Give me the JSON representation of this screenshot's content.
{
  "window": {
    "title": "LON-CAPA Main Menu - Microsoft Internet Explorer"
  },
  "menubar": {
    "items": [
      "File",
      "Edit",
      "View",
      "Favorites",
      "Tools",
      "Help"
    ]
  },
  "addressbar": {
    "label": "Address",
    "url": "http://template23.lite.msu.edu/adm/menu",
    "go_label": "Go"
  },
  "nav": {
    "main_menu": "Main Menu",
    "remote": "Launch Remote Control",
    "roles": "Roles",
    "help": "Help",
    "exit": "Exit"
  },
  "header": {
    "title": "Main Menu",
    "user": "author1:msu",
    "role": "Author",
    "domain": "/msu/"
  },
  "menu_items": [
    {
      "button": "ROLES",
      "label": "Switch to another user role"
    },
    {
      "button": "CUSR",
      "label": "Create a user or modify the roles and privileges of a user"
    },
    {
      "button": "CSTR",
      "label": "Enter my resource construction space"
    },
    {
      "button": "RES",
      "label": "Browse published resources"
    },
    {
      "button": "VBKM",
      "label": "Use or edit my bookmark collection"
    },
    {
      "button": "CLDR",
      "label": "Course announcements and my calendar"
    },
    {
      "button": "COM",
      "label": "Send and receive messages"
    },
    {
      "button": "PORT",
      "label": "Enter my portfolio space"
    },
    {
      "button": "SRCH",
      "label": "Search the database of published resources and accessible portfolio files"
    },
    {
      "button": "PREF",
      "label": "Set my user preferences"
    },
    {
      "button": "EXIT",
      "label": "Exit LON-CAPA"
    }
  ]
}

..........

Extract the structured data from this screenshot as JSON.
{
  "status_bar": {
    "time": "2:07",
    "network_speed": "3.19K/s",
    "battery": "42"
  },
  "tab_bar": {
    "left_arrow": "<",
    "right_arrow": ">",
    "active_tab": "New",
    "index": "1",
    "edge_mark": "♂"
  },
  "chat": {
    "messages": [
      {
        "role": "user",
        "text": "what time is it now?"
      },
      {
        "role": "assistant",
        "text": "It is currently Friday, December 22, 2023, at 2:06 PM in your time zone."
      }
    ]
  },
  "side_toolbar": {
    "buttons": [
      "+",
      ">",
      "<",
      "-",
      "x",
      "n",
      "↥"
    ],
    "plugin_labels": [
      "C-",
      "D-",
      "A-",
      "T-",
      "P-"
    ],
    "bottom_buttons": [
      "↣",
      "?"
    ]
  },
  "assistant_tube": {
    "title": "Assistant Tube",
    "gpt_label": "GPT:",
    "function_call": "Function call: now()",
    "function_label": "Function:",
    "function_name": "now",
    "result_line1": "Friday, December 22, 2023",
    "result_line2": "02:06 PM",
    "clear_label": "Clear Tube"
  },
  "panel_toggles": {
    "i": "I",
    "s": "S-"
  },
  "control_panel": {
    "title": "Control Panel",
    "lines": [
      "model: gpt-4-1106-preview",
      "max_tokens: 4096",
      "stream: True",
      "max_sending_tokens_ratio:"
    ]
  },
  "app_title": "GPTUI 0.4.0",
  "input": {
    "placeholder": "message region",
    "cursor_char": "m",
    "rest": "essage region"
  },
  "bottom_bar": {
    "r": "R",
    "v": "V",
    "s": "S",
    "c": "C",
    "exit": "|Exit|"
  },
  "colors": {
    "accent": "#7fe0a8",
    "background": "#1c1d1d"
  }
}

..........

* [Do this]: From the listing, copy each line containing the word "region".

* [Answer]:
    "placeholder": "message region",
    "rest": "essage region"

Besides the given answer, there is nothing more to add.